(begin)

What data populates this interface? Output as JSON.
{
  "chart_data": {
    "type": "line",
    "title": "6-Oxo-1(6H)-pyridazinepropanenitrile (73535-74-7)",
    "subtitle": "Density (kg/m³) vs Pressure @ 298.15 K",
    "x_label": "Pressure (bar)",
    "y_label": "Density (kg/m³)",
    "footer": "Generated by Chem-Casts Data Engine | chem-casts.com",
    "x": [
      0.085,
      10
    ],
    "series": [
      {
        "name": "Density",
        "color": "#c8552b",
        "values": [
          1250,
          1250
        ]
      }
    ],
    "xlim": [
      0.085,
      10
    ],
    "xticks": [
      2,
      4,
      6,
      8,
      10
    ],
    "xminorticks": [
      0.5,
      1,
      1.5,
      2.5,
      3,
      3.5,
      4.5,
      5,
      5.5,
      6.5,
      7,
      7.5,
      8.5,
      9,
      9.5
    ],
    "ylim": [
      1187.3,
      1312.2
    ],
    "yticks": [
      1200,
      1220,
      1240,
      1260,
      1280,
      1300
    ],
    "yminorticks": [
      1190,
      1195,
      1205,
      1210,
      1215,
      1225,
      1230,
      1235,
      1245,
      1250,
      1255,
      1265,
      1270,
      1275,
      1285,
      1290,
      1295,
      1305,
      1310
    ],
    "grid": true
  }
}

(end)

Instruction
Extract every record and return it verbatim.

Answer for this exercise
What data populates this interface? Output as JSON.
{
  "chart_data": {
    "type": "line",
    "title": "6-Oxo-1(6H)-pyridazinepropanenitrile (73535-74-7)",
    "subtitle": "Density (kg/m³) vs Pressure @ 298.15 K",
    "x_label": "Pressure (bar)",
    "y_label": "Density (kg/m³)",
    "footer": "Generated by Chem-Casts Data Engine | chem-casts.com",
    "x": [
      0.085,
      10
    ],
    "series": [
      {
        "name": "Density",
        "color": "#c8552b",
        "values": [
          1250,
          1250
        ]
      }
    ],
    "xlim": [
      0.085,
      10
    ],
    "xticks": [
      2,
      4,
      6,
      8,
      10
    ],
    "xminorticks": [
      0.5,
      1,
      1.5,
      2.5,
      3,
      3.5,
      4.5,
      5,
      5.5,
      6.5,
      7,
      7.5,
      8.5,
      9,
      9.5
    ],
    "ylim": [
      1187.3,
      1312.2
    ],
    "yticks": [
      1200,
      1220,
      1240,
      1260,
      1280,
      1300
    ],
    "yminorticks": [
      1190,
      1195,
      1205,
      1210,
      1215,
      1225,
      1230,
      1235,
      1245,
      1250,
      1255,
      1265,
      1270,
      1275,
      1285,
      1290,
      1295,
      1305,
      1310
    ],
    "grid": true
  }
}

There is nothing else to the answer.